Dataset extract >>
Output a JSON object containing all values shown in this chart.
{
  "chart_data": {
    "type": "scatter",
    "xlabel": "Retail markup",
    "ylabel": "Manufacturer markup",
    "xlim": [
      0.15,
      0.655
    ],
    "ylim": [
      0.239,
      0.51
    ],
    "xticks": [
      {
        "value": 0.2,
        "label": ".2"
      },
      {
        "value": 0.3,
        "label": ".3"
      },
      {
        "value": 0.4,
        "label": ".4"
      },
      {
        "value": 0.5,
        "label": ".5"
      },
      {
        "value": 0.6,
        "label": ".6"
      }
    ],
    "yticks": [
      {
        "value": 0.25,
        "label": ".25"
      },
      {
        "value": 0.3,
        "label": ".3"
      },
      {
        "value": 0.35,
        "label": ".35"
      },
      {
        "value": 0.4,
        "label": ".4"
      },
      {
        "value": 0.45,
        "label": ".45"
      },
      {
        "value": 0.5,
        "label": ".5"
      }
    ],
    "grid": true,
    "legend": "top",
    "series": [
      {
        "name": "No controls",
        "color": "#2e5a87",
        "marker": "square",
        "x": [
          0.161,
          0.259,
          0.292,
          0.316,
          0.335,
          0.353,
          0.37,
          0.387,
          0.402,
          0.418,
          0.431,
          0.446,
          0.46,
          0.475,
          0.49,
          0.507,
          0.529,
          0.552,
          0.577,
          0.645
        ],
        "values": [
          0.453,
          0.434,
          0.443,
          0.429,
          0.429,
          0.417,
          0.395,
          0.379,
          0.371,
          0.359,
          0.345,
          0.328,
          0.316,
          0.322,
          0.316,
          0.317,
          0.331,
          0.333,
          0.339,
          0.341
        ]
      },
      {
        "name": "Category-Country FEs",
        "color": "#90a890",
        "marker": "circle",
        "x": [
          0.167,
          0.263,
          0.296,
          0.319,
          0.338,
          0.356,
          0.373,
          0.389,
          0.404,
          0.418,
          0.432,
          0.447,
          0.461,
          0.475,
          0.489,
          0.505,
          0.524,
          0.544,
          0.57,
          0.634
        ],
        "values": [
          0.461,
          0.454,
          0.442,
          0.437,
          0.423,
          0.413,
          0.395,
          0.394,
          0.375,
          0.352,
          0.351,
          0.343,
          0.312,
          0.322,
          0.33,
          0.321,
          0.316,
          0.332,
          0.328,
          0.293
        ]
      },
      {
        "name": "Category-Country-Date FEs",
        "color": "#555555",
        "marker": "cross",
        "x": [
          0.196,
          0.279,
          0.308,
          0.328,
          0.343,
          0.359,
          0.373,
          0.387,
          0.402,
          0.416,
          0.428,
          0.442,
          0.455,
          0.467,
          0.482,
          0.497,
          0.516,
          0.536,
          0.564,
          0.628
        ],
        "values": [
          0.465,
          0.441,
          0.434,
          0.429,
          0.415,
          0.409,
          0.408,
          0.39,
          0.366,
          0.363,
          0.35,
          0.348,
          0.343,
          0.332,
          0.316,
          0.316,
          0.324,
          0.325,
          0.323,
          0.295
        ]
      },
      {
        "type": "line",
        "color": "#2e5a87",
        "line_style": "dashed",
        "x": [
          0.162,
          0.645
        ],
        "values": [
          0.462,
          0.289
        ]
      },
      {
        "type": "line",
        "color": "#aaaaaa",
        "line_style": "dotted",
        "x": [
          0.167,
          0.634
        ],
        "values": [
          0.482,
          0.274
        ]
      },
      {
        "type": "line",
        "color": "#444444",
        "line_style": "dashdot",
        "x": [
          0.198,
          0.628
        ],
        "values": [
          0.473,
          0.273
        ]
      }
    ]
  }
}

The request >> Repeat the entries exactly, all of them.

Answer for this exercise >>
Output a JSON object containing all values shown in this chart.
{
  "chart_data": {
    "type": "scatter",
    "xlabel": "Retail markup",
    "ylabel": "Manufacturer markup",
    "xlim": [
      0.15,
      0.655
    ],
    "ylim": [
      0.239,
      0.51
    ],
    "xticks": [
      {
        "value": 0.2,
        "label": ".2"
      },
      {
        "value": 0.3,
        "label": ".3"
      },
      {
        "value": 0.4,
        "label": ".4"
      },
      {
        "value": 0.5,
        "label": ".5"
      },
      {
        "value": 0.6,
        "label": ".6"
      }
    ],
    "yticks": [
      {
        "value": 0.25,
        "label": ".25"
      },
      {
        "value": 0.3,
        "label": ".3"
      },
      {
        "value": 0.35,
        "label": ".35"
      },
      {
        "value": 0.4,
        "label": ".4"
      },
      {
        "value": 0.45,
        "label": ".45"
      },
      {
        "value": 0.5,
        "label": ".5"
      }
    ],
    "grid": true,
    "legend": "top",
    "series": [
      {
        "name": "No controls",
        "color": "#2e5a87",
        "marker": "square",
        "x": [
          0.161,
          0.259,
          0.292,
          0.316,
          0.335,
          0.353,
          0.37,
          0.387,
          0.402,
          0.418,
          0.431,
          0.446,
          0.46,
          0.475,
          0.49,
          0.507,
          0.529,
          0.552,
          0.577,
          0.645
        ],
        "values": [
          0.453,
          0.434,
          0.443,
          0.429,
          0.429,
          0.417,
          0.395,
          0.379,
          0.371,
          0.359,
          0.345,
          0.328,
          0.316,
          0.322,
          0.316,
          0.317,
          0.331,
          0.333,
          0.339,
          0.341
        ]
      },
      {
        "name": "Category-Country FEs",
        "color": "#90a890",
        "marker": "circle",
        "x": [
          0.167,
          0.263,
          0.296,
          0.319,
          0.338,
          0.356,
          0.373,
          0.389,
          0.404,
          0.418,
          0.432,
          0.447,
          0.461,
          0.475,
          0.489,
          0.505,
          0.524,
          0.544,
          0.57,
          0.634
        ],
        "values": [
          0.461,
          0.454,
          0.442,
          0.437,
          0.423,
          0.413,
          0.395,
          0.394,
          0.375,
          0.352,
          0.351,
          0.343,
          0.312,
          0.322,
          0.33,
          0.321,
          0.316,
          0.332,
          0.328,
          0.293
        ]
      },
      {
        "name": "Category-Country-Date FEs",
        "color": "#555555",
        "marker": "cross",
        "x": [
          0.196,
          0.279,
          0.308,
          0.328,
          0.343,
          0.359,
          0.373,
          0.387,
          0.402,
          0.416,
          0.428,
          0.442,
          0.455,
          0.467,
          0.482,
          0.497,
          0.516,
          0.536,
          0.564,
          0.628
        ],
        "values": [
          0.465,
          0.441,
          0.434,
          0.429,
          0.415,
          0.409,
          0.408,
          0.39,
          0.366,
          0.363,
          0.35,
          0.348,
          0.343,
          0.332,
          0.316,
          0.316,
          0.324,
          0.325,
          0.323,
          0.295
        ]
      },
      {
        "type": "line",
        "color": "#2e5a87",
        "line_style": "dashed",
        "x": [
          0.162,
          0.645
        ],
        "values": [
          0.462,
          0.289
        ]
      },
      {
        "type": "line",
        "color": "#aaaaaa",
        "line_style": "dotted",
        "x": [
          0.167,
          0.634
        ],
        "values": [
          0.482,
          0.274
        ]
      },
      {
        "type": "line",
        "color": "#444444",
        "line_style": "dashdot",
        "x": [
          0.198,
          0.628
        ],
        "values": [
          0.473,
          0.273
        ]
      }
    ]
  }
}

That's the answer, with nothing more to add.